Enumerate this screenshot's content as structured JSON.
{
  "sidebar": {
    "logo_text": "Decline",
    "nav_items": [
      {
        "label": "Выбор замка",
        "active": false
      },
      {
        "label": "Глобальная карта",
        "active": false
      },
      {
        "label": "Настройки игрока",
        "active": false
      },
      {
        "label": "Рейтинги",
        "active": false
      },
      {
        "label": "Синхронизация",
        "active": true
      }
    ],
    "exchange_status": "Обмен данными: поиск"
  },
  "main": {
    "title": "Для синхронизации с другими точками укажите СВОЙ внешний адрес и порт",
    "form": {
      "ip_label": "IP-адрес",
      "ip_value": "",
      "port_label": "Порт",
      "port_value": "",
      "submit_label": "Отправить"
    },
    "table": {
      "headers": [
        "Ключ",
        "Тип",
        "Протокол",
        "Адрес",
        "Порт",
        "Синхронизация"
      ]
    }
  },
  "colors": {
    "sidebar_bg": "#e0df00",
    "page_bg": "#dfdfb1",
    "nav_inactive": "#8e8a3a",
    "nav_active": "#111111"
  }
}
□ □ □ □ □
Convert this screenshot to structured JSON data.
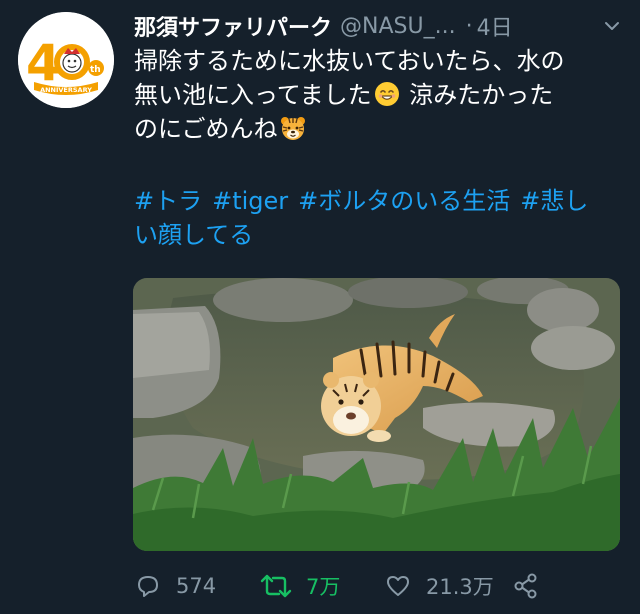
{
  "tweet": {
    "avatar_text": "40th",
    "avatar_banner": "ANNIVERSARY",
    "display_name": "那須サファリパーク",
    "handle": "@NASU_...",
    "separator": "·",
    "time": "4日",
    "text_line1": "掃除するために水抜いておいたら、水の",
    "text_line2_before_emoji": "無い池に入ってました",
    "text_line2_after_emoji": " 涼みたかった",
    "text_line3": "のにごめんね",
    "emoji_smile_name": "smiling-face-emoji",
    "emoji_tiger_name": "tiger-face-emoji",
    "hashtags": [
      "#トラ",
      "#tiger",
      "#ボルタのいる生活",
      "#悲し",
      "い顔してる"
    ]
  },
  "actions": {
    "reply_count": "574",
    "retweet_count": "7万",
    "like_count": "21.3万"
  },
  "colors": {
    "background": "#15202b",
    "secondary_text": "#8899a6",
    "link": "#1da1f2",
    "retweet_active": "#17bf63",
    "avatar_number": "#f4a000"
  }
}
□ □ □ □ □
◆ TO DO: Gather all the lines that include the word "structured" and copy them out.

◆ TASK ANSWER:
Enumerate this screenshot's content as structured JSON.
Convert this screenshot to structured JSON data.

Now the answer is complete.